-- Task goal --
Pull every "房产物业建筑期" line out of the data below.

___ Supplied entries ___

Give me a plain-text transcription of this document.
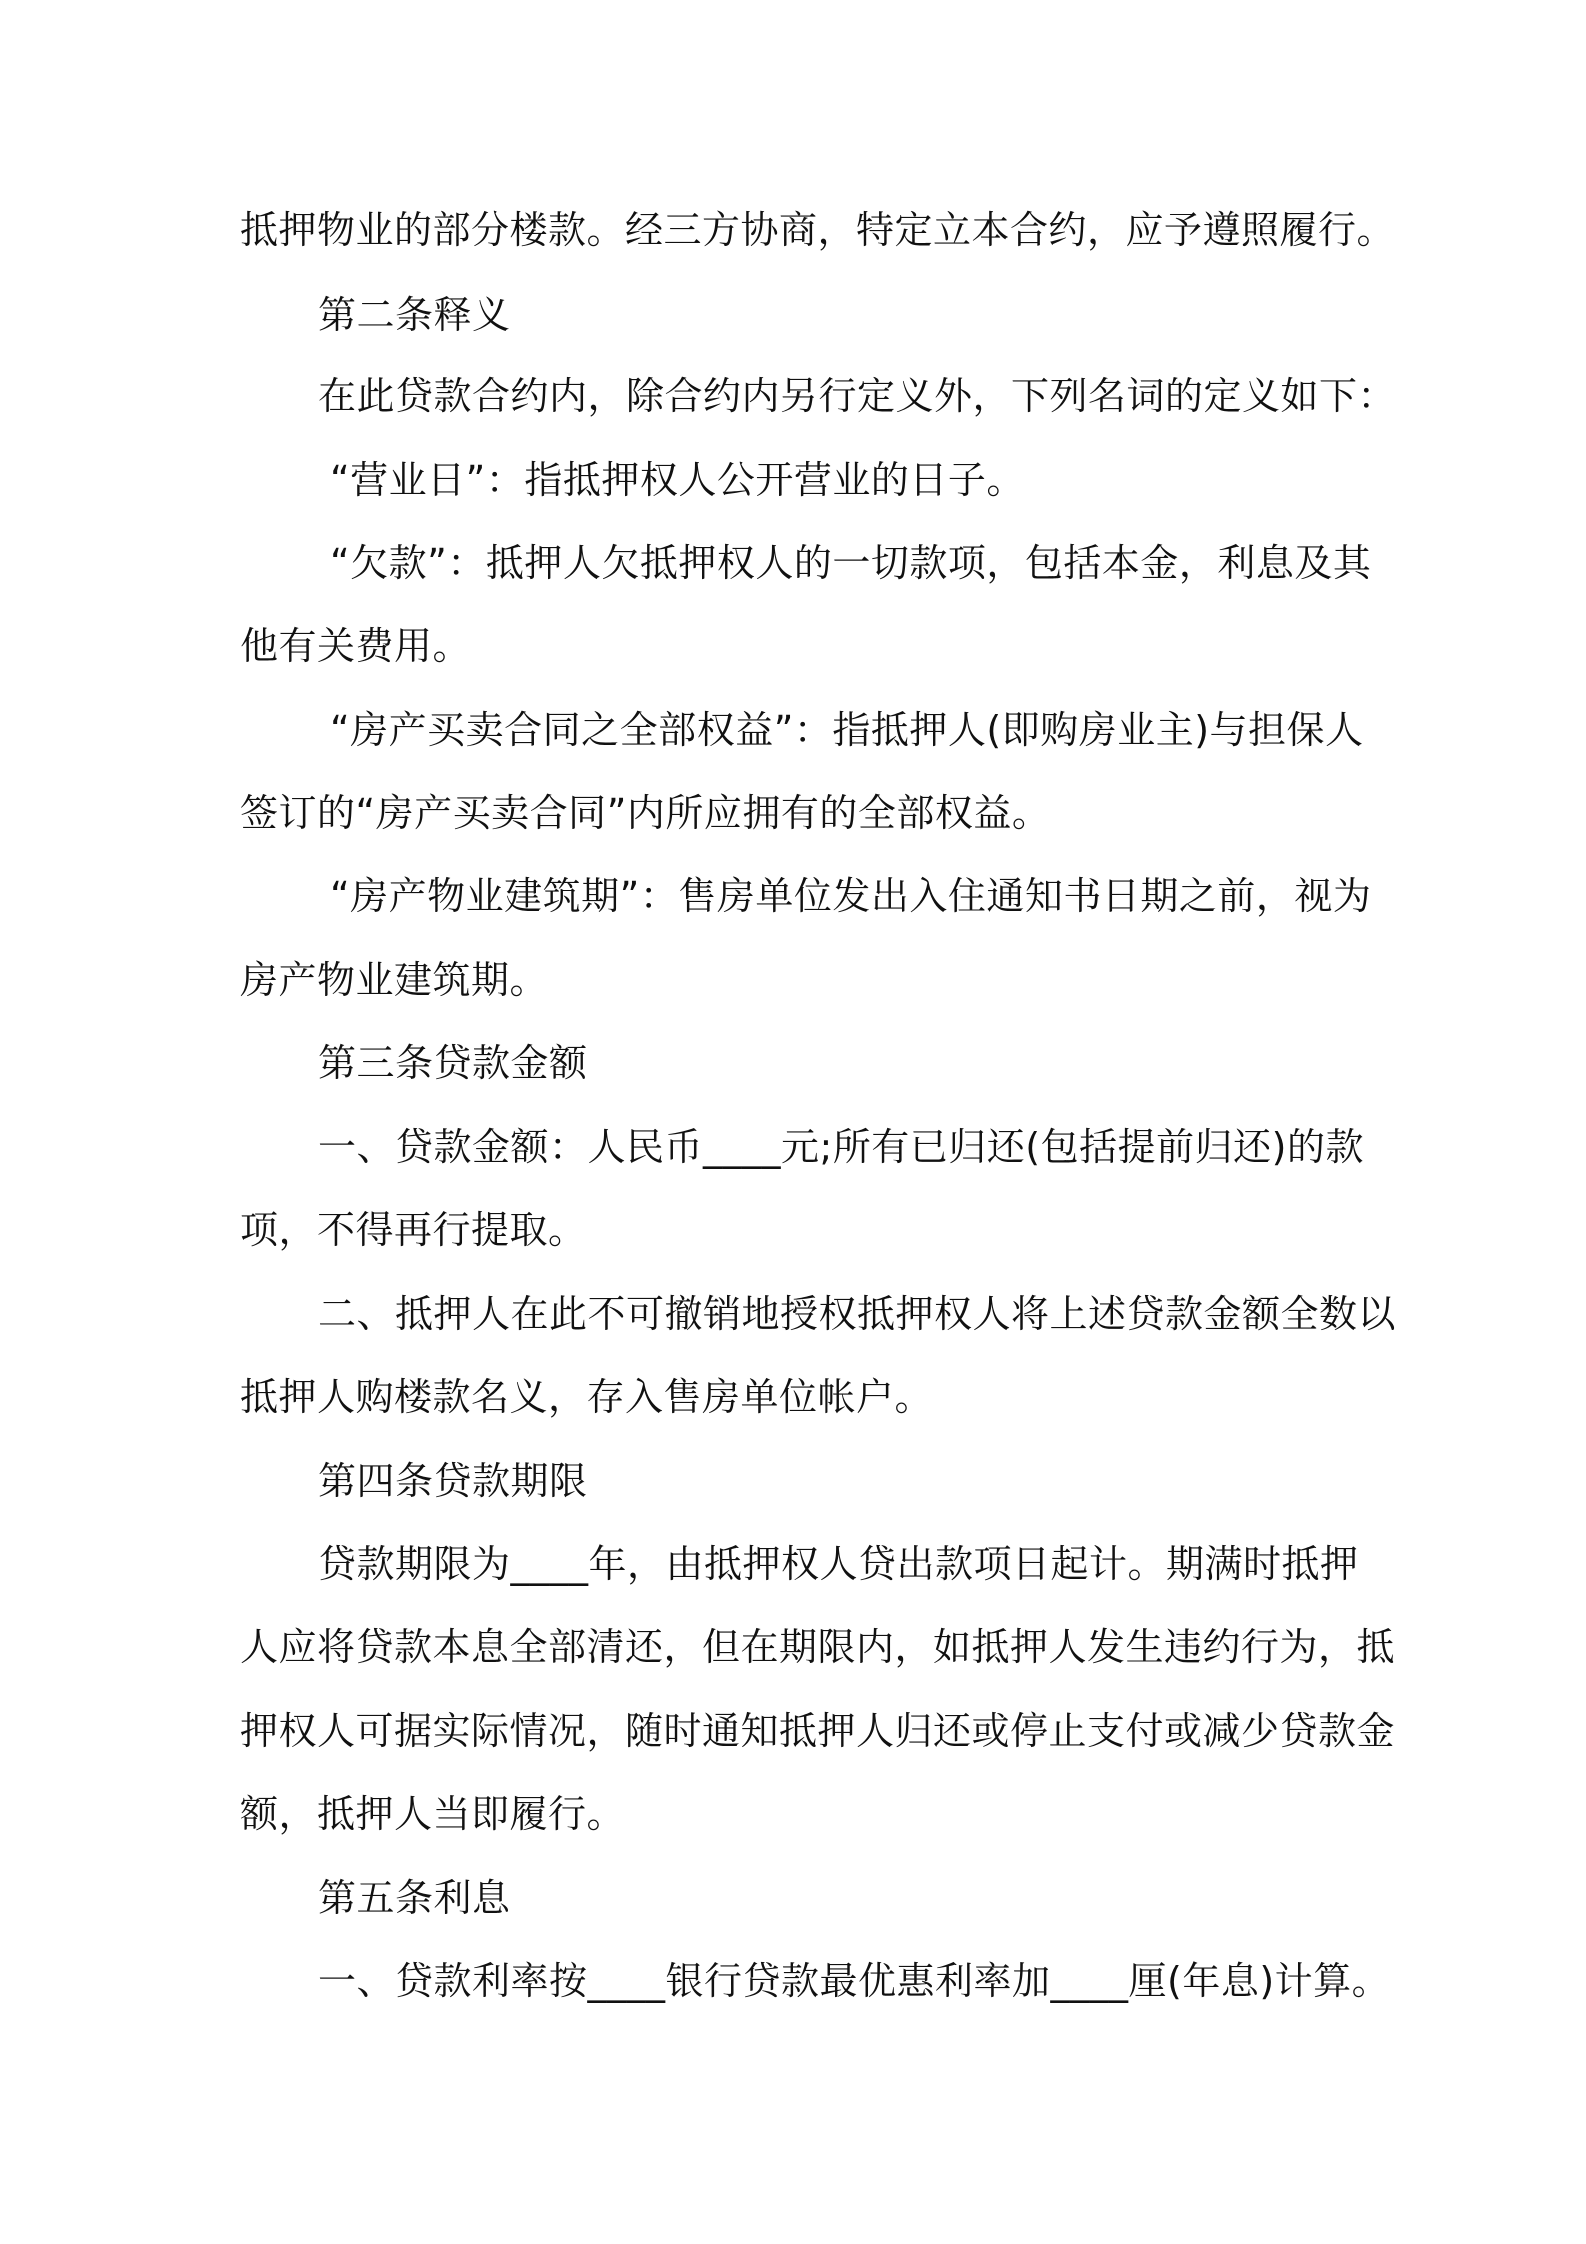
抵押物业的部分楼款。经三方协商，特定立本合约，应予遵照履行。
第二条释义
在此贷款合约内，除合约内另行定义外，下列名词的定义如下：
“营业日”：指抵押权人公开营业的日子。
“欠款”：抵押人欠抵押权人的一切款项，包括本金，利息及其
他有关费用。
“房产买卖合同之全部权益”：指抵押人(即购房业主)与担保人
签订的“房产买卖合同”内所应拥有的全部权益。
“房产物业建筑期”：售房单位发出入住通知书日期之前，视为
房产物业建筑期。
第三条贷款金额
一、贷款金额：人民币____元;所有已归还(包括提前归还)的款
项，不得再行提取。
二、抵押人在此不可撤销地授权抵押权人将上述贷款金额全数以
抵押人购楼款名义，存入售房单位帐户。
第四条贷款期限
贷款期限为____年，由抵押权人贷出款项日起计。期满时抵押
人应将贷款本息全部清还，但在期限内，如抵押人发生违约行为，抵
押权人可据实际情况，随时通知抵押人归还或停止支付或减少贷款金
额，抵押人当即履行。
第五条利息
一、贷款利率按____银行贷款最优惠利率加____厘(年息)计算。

___

-- Complete answer --
“房产物业建筑期”：售房单位发出入住通知书日期之前，视为
房产物业建筑期。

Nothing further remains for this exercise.